----- RECORDS TO USE
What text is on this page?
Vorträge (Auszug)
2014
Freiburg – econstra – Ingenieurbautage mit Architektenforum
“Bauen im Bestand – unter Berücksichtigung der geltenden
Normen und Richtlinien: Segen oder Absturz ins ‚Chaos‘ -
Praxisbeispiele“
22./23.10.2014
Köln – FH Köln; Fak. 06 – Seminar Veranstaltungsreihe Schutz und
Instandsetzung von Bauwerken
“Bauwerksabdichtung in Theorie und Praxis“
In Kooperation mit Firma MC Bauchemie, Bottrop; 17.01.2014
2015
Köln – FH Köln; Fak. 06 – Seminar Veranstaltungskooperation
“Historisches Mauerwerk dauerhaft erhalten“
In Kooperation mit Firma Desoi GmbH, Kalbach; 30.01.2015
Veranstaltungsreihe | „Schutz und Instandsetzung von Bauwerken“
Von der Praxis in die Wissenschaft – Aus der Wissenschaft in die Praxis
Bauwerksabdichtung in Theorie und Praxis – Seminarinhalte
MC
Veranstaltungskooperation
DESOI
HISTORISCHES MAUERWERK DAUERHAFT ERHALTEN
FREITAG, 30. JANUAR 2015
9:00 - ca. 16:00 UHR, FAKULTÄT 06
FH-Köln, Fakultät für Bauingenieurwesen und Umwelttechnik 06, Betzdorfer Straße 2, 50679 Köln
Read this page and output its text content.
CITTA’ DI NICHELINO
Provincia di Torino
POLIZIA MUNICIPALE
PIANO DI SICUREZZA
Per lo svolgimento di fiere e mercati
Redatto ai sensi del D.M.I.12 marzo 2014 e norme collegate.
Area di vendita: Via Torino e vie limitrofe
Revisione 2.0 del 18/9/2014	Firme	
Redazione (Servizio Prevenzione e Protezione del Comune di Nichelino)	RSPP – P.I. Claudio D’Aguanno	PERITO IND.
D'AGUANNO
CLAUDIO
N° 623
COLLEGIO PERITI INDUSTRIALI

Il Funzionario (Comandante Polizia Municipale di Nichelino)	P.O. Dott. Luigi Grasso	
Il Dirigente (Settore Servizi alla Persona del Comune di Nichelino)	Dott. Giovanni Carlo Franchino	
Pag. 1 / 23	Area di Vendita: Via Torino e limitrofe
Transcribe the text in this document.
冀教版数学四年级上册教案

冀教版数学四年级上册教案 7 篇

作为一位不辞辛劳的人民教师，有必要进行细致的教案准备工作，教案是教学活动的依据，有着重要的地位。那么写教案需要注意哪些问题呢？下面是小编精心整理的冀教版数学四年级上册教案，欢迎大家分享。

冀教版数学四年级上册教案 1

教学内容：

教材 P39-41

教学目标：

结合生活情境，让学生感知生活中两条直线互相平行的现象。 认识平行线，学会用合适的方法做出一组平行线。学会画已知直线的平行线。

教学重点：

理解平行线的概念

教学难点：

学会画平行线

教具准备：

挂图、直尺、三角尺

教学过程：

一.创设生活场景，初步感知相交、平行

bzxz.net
----------
_GIVEN TASK_
From the line that contains "Transcribe the text in this document." to the last line of the material above, repeat every line exactly, keeping both the first and the last.

_RESULT OF THE TASK_
Transcribe the text in this document.
冀教版数学四年级上册教案

冀教版数学四年级上册教案 7 篇

作为一位不辞辛劳的人民教师，有必要进行细致的教案准备工作，教案是教学活动的依据，有着重要的地位。那么写教案需要注意哪些问题呢？下面是小编精心整理的冀教版数学四年级上册教案，欢迎大家分享。

冀教版数学四年级上册教案 1

教学内容：

教材 P39-41

教学目标：

结合生活情境，让学生感知生活中两条直线互相平行的现象。 认识平行线，学会用合适的方法做出一组平行线。学会画已知直线的平行线。

教学重点：

理解平行线的概念

教学难点：

学会画平行线

教具准备：

挂图、直尺、三角尺

教学过程：

一.创设生活场景，初步感知相交、平行

bzxz.net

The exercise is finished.